--- START EXCERPTED RECORDS ---

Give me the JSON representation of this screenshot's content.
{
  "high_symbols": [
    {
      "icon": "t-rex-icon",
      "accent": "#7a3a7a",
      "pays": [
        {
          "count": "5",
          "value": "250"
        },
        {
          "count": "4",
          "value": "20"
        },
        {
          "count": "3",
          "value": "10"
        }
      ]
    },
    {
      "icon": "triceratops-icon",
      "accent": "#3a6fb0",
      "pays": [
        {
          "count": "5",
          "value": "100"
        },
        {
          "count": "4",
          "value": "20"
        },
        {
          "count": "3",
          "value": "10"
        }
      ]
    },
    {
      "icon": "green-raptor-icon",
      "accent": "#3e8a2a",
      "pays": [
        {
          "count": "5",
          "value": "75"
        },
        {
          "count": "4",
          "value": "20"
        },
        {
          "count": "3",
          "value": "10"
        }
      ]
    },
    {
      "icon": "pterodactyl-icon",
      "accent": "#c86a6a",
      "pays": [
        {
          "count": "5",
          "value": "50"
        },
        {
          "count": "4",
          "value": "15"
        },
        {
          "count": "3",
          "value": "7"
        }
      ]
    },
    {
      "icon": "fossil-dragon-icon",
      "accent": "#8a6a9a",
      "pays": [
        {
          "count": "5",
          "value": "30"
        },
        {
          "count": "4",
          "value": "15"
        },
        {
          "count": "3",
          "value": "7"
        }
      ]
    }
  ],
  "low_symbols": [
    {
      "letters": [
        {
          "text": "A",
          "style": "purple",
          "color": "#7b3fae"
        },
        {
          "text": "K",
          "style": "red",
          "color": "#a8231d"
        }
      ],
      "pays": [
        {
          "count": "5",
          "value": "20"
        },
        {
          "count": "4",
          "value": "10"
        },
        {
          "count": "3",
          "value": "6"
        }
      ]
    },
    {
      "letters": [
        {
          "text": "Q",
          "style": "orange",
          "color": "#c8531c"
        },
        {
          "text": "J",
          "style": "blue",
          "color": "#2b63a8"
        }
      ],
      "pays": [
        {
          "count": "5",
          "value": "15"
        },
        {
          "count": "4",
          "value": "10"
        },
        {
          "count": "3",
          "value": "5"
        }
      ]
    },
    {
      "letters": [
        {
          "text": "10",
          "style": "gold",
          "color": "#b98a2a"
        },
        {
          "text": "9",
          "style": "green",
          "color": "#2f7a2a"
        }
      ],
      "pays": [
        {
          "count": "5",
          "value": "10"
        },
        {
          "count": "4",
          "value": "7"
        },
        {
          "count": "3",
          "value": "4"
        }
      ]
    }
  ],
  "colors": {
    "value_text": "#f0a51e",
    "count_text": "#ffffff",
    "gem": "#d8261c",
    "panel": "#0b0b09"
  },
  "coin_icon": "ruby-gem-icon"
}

--- END EXCERPTED RECORDS ---

= WHAT THE EXERCISE ASKS =
Which lines contain "accent"? Copy each of them.

= RESULT =
      "accent": "#7a3a7a",
      "accent": "#3a6fb0",
      "accent": "#3e8a2a",
      "accent": "#c86a6a",
      "accent": "#8a6a9a",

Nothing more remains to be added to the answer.